- _Stated goal_
Output each line exactly as it appears, skipping any embedded picture.

- _Extracted data_
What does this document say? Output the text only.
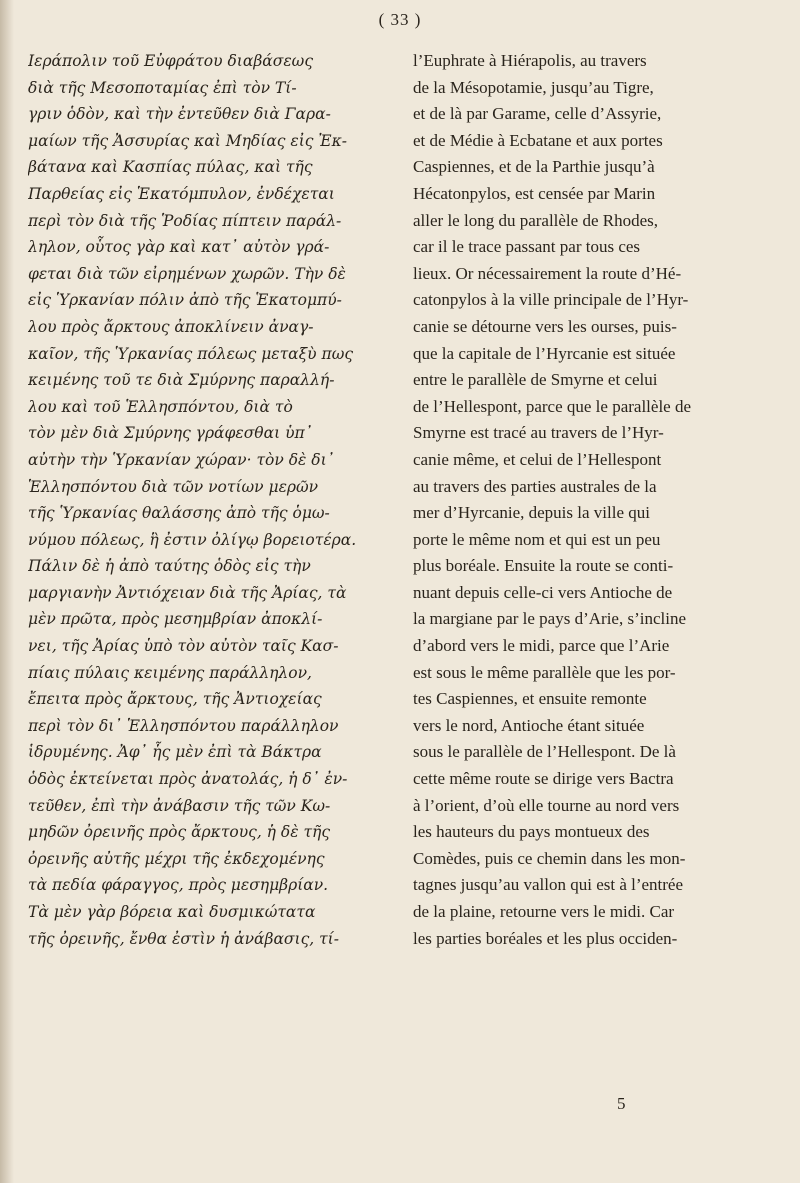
( 33 )
Ιεράπολιν τοῦ Εὐφράτου διαβάσεως
διὰ τῆς Μεσοποταμίας ἐπὶ τὸν Τί-
γριν ὁδὸν, καὶ τὴν ἐντεῦθεν διὰ Γαρα-
μαίων τῆς Ἀσσυρίας καὶ Μηδίας εἰς Ἐκ-
βάτανα καὶ Κασπίας πύλας, καὶ τῆς
Παρθείας εἰς Ἑκατόμπυλον, ἐνδέχεται
περὶ τὸν διὰ τῆς Ῥοδίας πίπτειν παράλ-
ληλον, οὗτος γὰρ καὶ κατ᾽ αὐτὸν γρά-
φεται διὰ τῶν εἰρημένων χωρῶν. Τὴν δὲ
εἰς Ὑρκανίαν πόλιν ἀπὸ τῆς Ἑκατομπύ-
λου πρὸς ἄρκτους ἀποκλίνειν ἀναγ-
καῖον, τῆς Ὑρκανίας πόλεως μεταξὺ πως
κειμένης τοῦ τε διὰ Σμύρνης παραλλή-
λου καὶ τοῦ Ἑλλησπόντου, διὰ τὸ
τὸν μὲν διὰ Σμύρνης γράφεσθαι ὑπ᾽
αὐτὴν τὴν Ὑρκανίαν χώραν· τὸν δὲ δι᾽
Ἑλλησπόντου διὰ τῶν νοτίων μερῶν
τῆς Ὑρκανίας θαλάσσης ἀπὸ τῆς ὁμω-
νύμου πόλεως, ἣ ἐστιν ὀλίγῳ βορειοτέρα.
Πάλιν δὲ ἡ ἀπὸ ταύτης ὁδὸς εἰς τὴν
μαργιανὴν Ἀντιόχειαν διὰ τῆς Ἀρίας, τὰ
μὲν πρῶτα, πρὸς μεσημβρίαν ἀποκλί-
νει, τῆς Ἀρίας ὑπὸ τὸν αὐτὸν ταῖς Κασ-
πίαις πύλαις κειμένης παράλληλον,
ἔπειτα πρὸς ἄρκτους, τῆς Ἀντιοχείας
περὶ τὸν δι᾽ Ἑλλησπόντου παράλληλον
ἱδρυμένης. Ἀφ᾽ ἧς μὲν ἐπὶ τὰ Βάκτρα
ὁδὸς ἐκτείνεται πρὸς ἀνατολάς, ἡ δ᾽ ἐν-
τεῦθεν, ἐπὶ τὴν ἀνάβασιν τῆς τῶν Κω-
μηδῶν ὀρεινῆς πρὸς ἄρκτους, ἡ δὲ τῆς
ὀρεινῆς αὐτῆς μέχρι τῆς ἐκδεχομένης
τὰ πεδία φάραγγος, πρὸς μεσημβρίαν.
Τὰ μὲν γὰρ βόρεια καὶ δυσμικώτατα
τῆς ὀρεινῆς, ἔνθα ἐστὶν ἡ ἀνάβασις, τί-
l’Euphrate à Hiérapolis, au travers
de la Mésopotamie, jusqu’au Tigre,
et de là par Garame, celle d’Assyrie,
et de Médie à Ecbatane et aux portes
Caspiennes, et de la Parthie jusqu’à
Hécatonpylos, est censée par Marin
aller le long du parallèle de Rhodes,
car il le trace passant par tous ces
lieux. Or nécessairement la route d’Hé-
catonpylos à la ville principale de l’Hyr-
canie se détourne vers les ourses, puis-
que la capitale de l’Hyrcanie est située
entre le parallèle de Smyrne et celui
de l’Hellespont, parce que le parallèle de
Smyrne est tracé au travers de l’Hyr-
canie même, et celui de l’Hellespont
au travers des parties australes de la
mer d’Hyrcanie, depuis la ville qui
porte le même nom et qui est un peu
plus boréale. Ensuite la route se conti-
nuant depuis celle-ci vers Antioche de
la margiane par le pays d’Arie, s’incline
d’abord vers le midi, parce que l’Arie
est sous le même parallèle que les por-
tes Caspiennes, et ensuite remonte
vers le nord, Antioche étant située
sous le parallèle de l’Hellespont. De là
cette même route se dirige vers Bactra
à l’orient, d’où elle tourne au nord vers
les hauteurs du pays montueux des
Comèdes, puis ce chemin dans les mon-
tagnes jusqu’au vallon qui est à l’entrée
de la plaine, retourne vers le midi. Car
les parties boréales et les plus occiden-
5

- _Written reply_
What does this document say? Output the text only.
( 33 )
Ιεράπολιν τοῦ Εὐφράτου διαβάσεως
διὰ τῆς Μεσοποταμίας ἐπὶ τὸν Τί-
γριν ὁδὸν, καὶ τὴν ἐντεῦθεν διὰ Γαρα-
μαίων τῆς Ἀσσυρίας καὶ Μηδίας εἰς Ἐκ-
βάτανα καὶ Κασπίας πύλας, καὶ τῆς
Παρθείας εἰς Ἑκατόμπυλον, ἐνδέχεται
περὶ τὸν διὰ τῆς Ῥοδίας πίπτειν παράλ-
ληλον, οὗτος γὰρ καὶ κατ᾽ αὐτὸν γρά-
φεται διὰ τῶν εἰρημένων χωρῶν. Τὴν δὲ
εἰς Ὑρκανίαν πόλιν ἀπὸ τῆς Ἑκατομπύ-
λου πρὸς ἄρκτους ἀποκλίνειν ἀναγ-
καῖον, τῆς Ὑρκανίας πόλεως μεταξὺ πως
κειμένης τοῦ τε διὰ Σμύρνης παραλλή-
λου καὶ τοῦ Ἑλλησπόντου, διὰ τὸ
τὸν μὲν διὰ Σμύρνης γράφεσθαι ὑπ᾽
αὐτὴν τὴν Ὑρκανίαν χώραν· τὸν δὲ δι᾽
Ἑλλησπόντου διὰ τῶν νοτίων μερῶν
τῆς Ὑρκανίας θαλάσσης ἀπὸ τῆς ὁμω-
νύμου πόλεως, ἣ ἐστιν ὀλίγῳ βορειοτέρα.
Πάλιν δὲ ἡ ἀπὸ ταύτης ὁδὸς εἰς τὴν
μαργιανὴν Ἀντιόχειαν διὰ τῆς Ἀρίας, τὰ
μὲν πρῶτα, πρὸς μεσημβρίαν ἀποκλί-
νει, τῆς Ἀρίας ὑπὸ τὸν αὐτὸν ταῖς Κασ-
πίαις πύλαις κειμένης παράλληλον,
ἔπειτα πρὸς ἄρκτους, τῆς Ἀντιοχείας
περὶ τὸν δι᾽ Ἑλλησπόντου παράλληλον
ἱδρυμένης. Ἀφ᾽ ἧς μὲν ἐπὶ τὰ Βάκτρα
ὁδὸς ἐκτείνεται πρὸς ἀνατολάς, ἡ δ᾽ ἐν-
τεῦθεν, ἐπὶ τὴν ἀνάβασιν τῆς τῶν Κω-
μηδῶν ὀρεινῆς πρὸς ἄρκτους, ἡ δὲ τῆς
ὀρεινῆς αὐτῆς μέχρι τῆς ἐκδεχομένης
τὰ πεδία φάραγγος, πρὸς μεσημβρίαν.
Τὰ μὲν γὰρ βόρεια καὶ δυσμικώτατα
τῆς ὀρεινῆς, ἔνθα ἐστὶν ἡ ἀνάβασις, τί-
l’Euphrate à Hiérapolis, au travers
de la Mésopotamie, jusqu’au Tigre,
et de là par Garame, celle d’Assyrie,
et de Médie à Ecbatane et aux portes
Caspiennes, et de la Parthie jusqu’à
Hécatonpylos, est censée par Marin
aller le long du parallèle de Rhodes,
car il le trace passant par tous ces
lieux. Or nécessairement la route d’Hé-
catonpylos à la ville principale de l’Hyr-
canie se détourne vers les ourses, puis-
que la capitale de l’Hyrcanie est située
entre le parallèle de Smyrne et celui
de l’Hellespont, parce que le parallèle de
Smyrne est tracé au travers de l’Hyr-
canie même, et celui de l’Hellespont
au travers des parties australes de la
mer d’Hyrcanie, depuis la ville qui
porte le même nom et qui est un peu
plus boréale. Ensuite la route se conti-
nuant depuis celle-ci vers Antioche de
la margiane par le pays d’Arie, s’incline
d’abord vers le midi, parce que l’Arie
est sous le même parallèle que les por-
tes Caspiennes, et ensuite remonte
vers le nord, Antioche étant située
sous le parallèle de l’Hellespont. De là
cette même route se dirige vers Bactra
à l’orient, d’où elle tourne au nord vers
les hauteurs du pays montueux des
Comèdes, puis ce chemin dans les mon-
tagnes jusqu’au vallon qui est à l’entrée
de la plaine, retourne vers le midi. Car
les parties boréales et les plus occiden-
5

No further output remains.